##### Provided data #####

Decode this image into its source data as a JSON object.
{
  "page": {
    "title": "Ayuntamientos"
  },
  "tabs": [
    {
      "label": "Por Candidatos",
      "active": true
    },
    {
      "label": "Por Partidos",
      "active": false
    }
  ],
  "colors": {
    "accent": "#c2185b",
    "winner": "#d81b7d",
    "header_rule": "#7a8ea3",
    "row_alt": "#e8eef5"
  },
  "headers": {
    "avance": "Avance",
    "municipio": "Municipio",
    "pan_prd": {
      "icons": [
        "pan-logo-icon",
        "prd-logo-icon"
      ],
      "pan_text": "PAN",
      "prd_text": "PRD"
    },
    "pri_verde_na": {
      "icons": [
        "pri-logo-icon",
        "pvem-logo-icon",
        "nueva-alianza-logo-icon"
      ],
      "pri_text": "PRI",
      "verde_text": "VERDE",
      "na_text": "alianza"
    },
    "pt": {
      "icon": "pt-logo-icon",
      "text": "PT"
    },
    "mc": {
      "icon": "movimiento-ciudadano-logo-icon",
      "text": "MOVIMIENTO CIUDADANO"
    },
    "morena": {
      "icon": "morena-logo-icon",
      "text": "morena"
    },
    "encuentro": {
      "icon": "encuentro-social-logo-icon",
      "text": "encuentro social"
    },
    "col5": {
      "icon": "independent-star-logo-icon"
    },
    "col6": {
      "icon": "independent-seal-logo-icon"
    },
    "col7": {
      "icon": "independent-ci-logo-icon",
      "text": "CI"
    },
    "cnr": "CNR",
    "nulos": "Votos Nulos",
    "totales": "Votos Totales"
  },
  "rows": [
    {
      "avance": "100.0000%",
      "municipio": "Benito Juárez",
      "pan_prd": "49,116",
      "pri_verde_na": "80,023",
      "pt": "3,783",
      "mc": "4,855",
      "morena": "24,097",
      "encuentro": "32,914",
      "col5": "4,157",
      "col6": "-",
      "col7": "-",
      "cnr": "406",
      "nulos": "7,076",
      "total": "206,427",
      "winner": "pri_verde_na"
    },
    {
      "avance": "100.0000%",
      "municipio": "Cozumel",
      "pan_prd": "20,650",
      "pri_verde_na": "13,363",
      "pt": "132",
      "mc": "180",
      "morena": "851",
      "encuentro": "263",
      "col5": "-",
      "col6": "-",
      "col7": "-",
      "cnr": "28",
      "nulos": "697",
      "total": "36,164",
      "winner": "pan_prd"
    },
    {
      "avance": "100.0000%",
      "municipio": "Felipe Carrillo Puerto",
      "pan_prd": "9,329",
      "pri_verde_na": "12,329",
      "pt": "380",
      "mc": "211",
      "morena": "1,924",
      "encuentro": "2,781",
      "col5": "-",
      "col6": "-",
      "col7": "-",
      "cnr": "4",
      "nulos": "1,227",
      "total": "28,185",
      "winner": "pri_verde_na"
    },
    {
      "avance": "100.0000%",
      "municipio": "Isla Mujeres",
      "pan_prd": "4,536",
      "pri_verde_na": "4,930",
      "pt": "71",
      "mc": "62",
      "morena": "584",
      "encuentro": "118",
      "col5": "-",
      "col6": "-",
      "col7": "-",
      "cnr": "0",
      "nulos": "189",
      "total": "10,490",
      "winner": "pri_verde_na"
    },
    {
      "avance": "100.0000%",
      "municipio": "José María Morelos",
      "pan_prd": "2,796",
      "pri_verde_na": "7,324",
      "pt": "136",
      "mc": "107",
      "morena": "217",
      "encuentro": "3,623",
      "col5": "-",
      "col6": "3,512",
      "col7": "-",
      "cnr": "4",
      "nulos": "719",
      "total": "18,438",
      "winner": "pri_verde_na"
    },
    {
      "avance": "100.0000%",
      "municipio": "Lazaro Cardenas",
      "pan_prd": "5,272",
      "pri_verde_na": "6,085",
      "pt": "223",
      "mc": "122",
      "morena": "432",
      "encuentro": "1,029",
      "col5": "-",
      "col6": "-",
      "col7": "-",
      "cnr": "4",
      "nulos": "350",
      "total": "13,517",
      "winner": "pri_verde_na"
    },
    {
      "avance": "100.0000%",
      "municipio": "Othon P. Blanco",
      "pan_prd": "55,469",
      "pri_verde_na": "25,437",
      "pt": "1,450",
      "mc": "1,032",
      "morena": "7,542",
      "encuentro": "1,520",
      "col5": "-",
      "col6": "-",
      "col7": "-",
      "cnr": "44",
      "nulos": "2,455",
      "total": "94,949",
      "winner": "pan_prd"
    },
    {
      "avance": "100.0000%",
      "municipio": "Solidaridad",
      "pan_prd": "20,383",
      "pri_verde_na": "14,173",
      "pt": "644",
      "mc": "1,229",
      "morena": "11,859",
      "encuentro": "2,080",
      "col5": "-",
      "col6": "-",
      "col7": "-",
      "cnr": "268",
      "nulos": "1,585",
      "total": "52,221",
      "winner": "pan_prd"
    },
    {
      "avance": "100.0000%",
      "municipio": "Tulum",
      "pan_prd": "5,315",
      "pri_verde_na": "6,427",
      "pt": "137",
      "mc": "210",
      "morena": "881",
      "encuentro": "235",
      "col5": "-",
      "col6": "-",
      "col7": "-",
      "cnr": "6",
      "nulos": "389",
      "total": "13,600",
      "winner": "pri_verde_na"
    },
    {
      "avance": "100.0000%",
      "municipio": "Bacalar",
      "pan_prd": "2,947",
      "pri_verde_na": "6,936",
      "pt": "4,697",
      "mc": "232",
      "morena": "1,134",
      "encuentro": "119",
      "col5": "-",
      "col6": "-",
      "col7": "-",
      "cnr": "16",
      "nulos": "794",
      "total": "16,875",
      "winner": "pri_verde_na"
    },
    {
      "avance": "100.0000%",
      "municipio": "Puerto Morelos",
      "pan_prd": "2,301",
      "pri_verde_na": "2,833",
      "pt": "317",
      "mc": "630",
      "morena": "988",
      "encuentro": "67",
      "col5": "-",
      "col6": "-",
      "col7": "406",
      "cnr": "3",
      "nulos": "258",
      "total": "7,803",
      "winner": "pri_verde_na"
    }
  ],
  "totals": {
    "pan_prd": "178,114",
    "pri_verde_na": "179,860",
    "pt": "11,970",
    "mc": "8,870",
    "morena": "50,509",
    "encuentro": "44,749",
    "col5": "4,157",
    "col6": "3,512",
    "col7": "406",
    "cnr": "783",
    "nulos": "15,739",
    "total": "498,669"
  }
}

#####

Report how many lines in the listing above include the word "Votos". Give nothing but the number.

2